▶ **Material**

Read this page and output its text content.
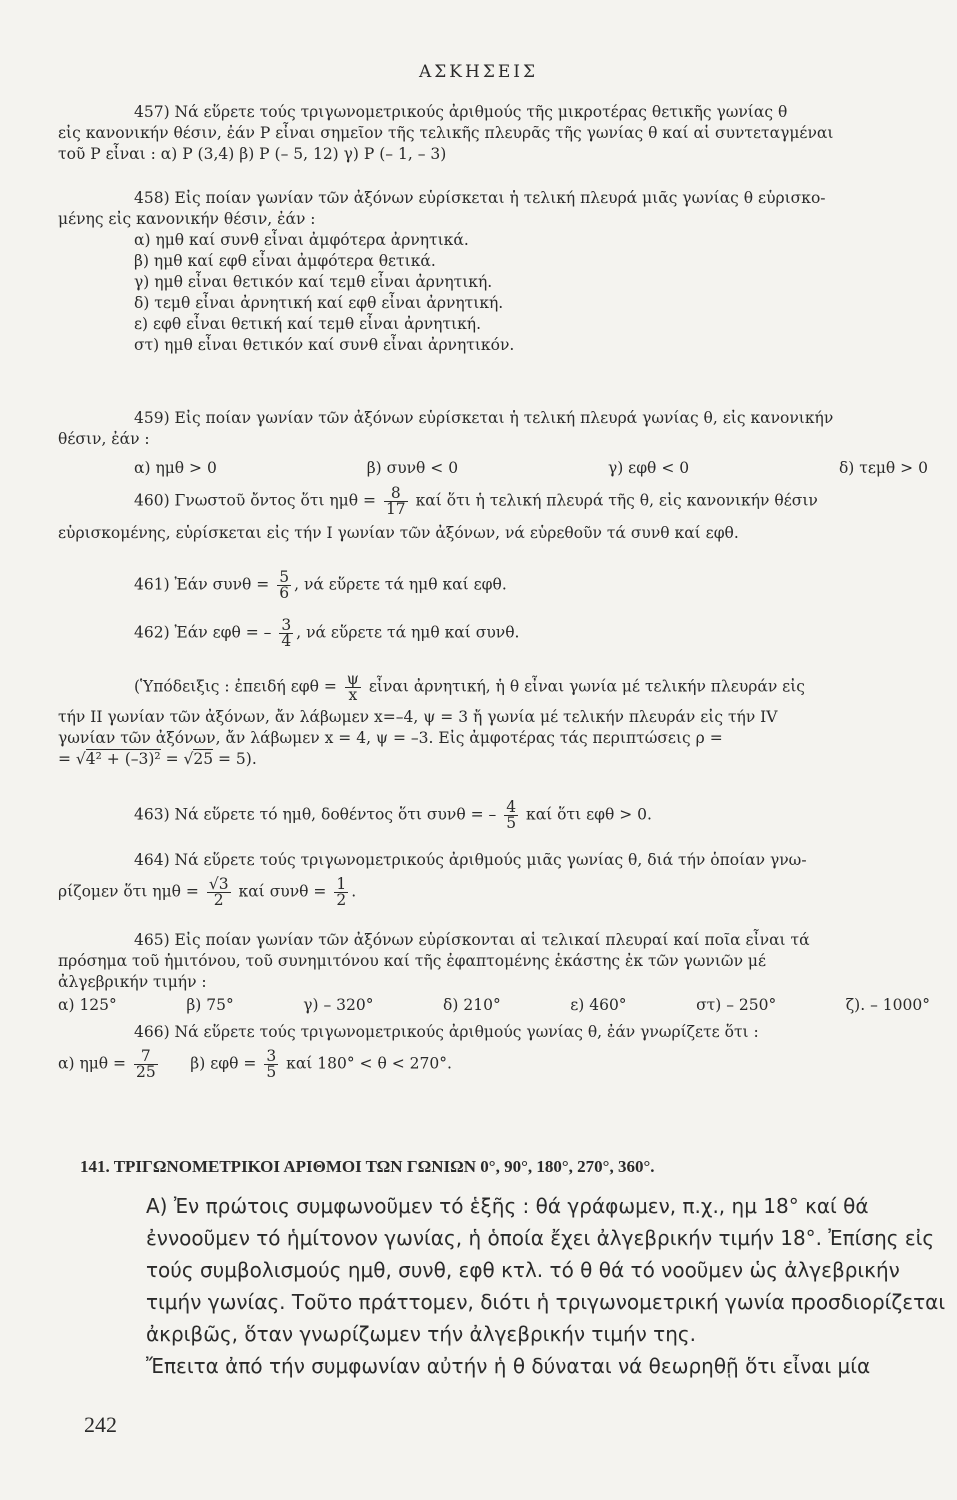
ΑΣΚΗΣΕΙΣ

457) Νά εὕρετε τούς τριγωνομετρικούς ἀριθμούς τῆς μικροτέρας θετικῆς γωνίας θ

εἰς κανονικήν θέσιν, ἐάν P εἶναι σημεῖον τῆς τελικῆς πλευρᾶς τῆς γωνίας θ καί αἱ συντεταγμέναι

τοῦ P εἶναι : α) P (3,4) β) P (– 5, 12) γ) P (– 1, – 3)

458) Εἰς ποίαν γωνίαν τῶν ἀξόνων εὑρίσκεται ἡ τελική πλευρά μιᾶς γωνίας θ εὑρισκο-

μένης εἰς κανονικήν θέσιν, ἐάν :

α) ημθ καί συνθ εἶναι ἀμφότερα ἀρνητικά.

β) ημθ καί εφθ εἶναι ἀμφότερα θετικά.

γ) ημθ εἶναι θετικόν καί τεμθ εἶναι ἀρνητική.

δ) τεμθ εἶναι ἀρνητική καί εφθ εἶναι ἀρνητική.

ε) εφθ εἶναι θετική καί τεμθ εἶναι ἀρνητική.

στ) ημθ εἶναι θετικόν καί συνθ εἶναι ἀρνητικόν.

459) Εἰς ποίαν γωνίαν τῶν ἀξόνων εὑρίσκεται ἡ τελική πλευρά γωνίας θ, εἰς κανονικήν

θέσιν, ἐάν :

α) ημθ > 0	β) συνθ < 0	γ) εφθ < 0	δ) τεμθ > 0

460) Γνωστοῦ ὄντος ὅτι $\eta\mu\theta = \frac{8}{17}$ καί ὅτι ἡ τελική πλευρά τῆς θ, εἰς κανονικήν θέσιν

εὑρισκομένης, εὑρίσκεται εἰς τήν I γωνίαν τῶν ἀξόνων, νά εὑρεθοῦν τά συνθ καί εφθ.

461) Ἐάν $\sigma\upsilon\nu\theta = \frac{5}{6}$ , νά εὕρετε τά ημθ καί εφθ.

462) Ἐάν εφθ = – $\frac{3}{4}$ , νά εὕρετε τά ημθ καί συνθ.

(Ὑπόδειξις : ἐπειδή $\varepsilon\varphi\theta = \frac{\psi}{x}$ εἶναι ἀρνητική, ἡ θ εἶναι γωνία μέ τελικήν πλευράν εἰς

τήν II γωνίαν τῶν ἀξόνων, ἄν λάβωμεν x=–4, ψ = 3 ἤ γωνία μέ τελικήν πλευράν εἰς τήν IV

γωνίαν τῶν ἀξόνων, ἄν λάβωμεν x = 4, ψ = –3. Εἰς ἀμφοτέρας τάς περιπτώσεις ρ =

= √4² + (–3)² = √25 = 5).

463) Νά εὕρετε τό ημθ, δοθέντος ὅτι συνθ = – $\frac{4}{5}$ καί ὅτι εφθ > 0.

464) Νά εὕρετε τούς τριγωνομετρικούς ἀριθμούς μιᾶς γωνίας θ, διά τήν ὁποίαν γνω-

ρίζομεν ὅτι $\eta\mu\theta = \frac{√3}{2}$ καί $\sigma\upsilon\nu\theta = \frac{1}{2}$ .

465) Εἰς ποίαν γωνίαν τῶν ἀξόνων εὑρίσκονται αἱ τελικαί πλευραί καί ποῖα εἶναι τά

πρόσημα τοῦ ἡμιτόνου, τοῦ συνημιτόνου καί τῆς ἐφαπτομένης ἑκάστης ἐκ τῶν γωνιῶν μέ

ἀλγεβρικήν τιμήν :

α) 125°	β) 75°	γ) – 320°	δ) 210°	ε) 460°	στ) – 250°	ζ). – 1000°

466) Νά εὕρετε τούς τριγωνομετρικούς ἀριθμούς γωνίας θ, ἐάν γνωρίζετε ὅτι :

α) $\eta\mu\theta = \frac{7}{25} \beta$) $\varepsilon\varphi\theta = \frac{3}{5}$ καί 180° < θ < 270°.

141. ΤΡΙΓΩΝΟΜΕΤΡΙΚΟΙ ΑΡΙΘΜΟΙ ΤΩΝ ΓΩΝΙΩΝ 0°, 90°, 180°, 270°, 360°.

Α) Ἐν πρώτοις συμφωνοῦμεν τό ἑξῆς : θά γράφωμεν, π.χ., ημ 18° καί θά ἐννοοῦμεν τό ἡμίτονον γωνίας, ἡ ὁποία ἔχει ἀλγεβρικήν τιμήν 18°. Ἐπίσης εἰς τούς συμβολισμούς ημθ, συνθ, εφθ κτλ. τό θ θά τό νοοῦμεν ὡς ἀλγεβρικήν τιμήν γωνίας. Τοῦτο πράττομεν, διότι ἡ τριγωνομετρική γωνία προσδιορίζεται ἀκριβῶς, ὅταν γνωρίζωμεν τήν ἀλγεβρικήν τιμήν της.

Ἔπειτα ἀπό τήν συμφωνίαν αὐτήν ἡ θ δύναται νά θεωρηθῇ ὅτι εἶναι μία

242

▶ **Exercise instructions**
Copy every single line of the material above that holds "τιμήν".

▶ **Exercise response**
ἀλγεβρικήν τιμήν :
Α) Ἐν πρώτοις συμφωνοῦμεν τό ἑξῆς : θά γράφωμεν, π.χ., ημ 18° καί θά ἐννοοῦμεν τό ἡμίτονον γωνίας, ἡ ὁποία ἔχει ἀλγεβρικήν τιμήν 18°. Ἐπίσης εἰς τούς συμβολισμούς ημθ, συνθ, εφθ κτλ. τό θ θά τό νοοῦμεν ὡς ἀλγεβρικήν τιμήν γωνίας. Τοῦτο πράττομεν, διότι ἡ τριγωνομετρική γωνία προσδιορίζεται ἀκριβῶς, ὅταν γνωρίζωμεν τήν ἀλγεβρικήν τιμήν της.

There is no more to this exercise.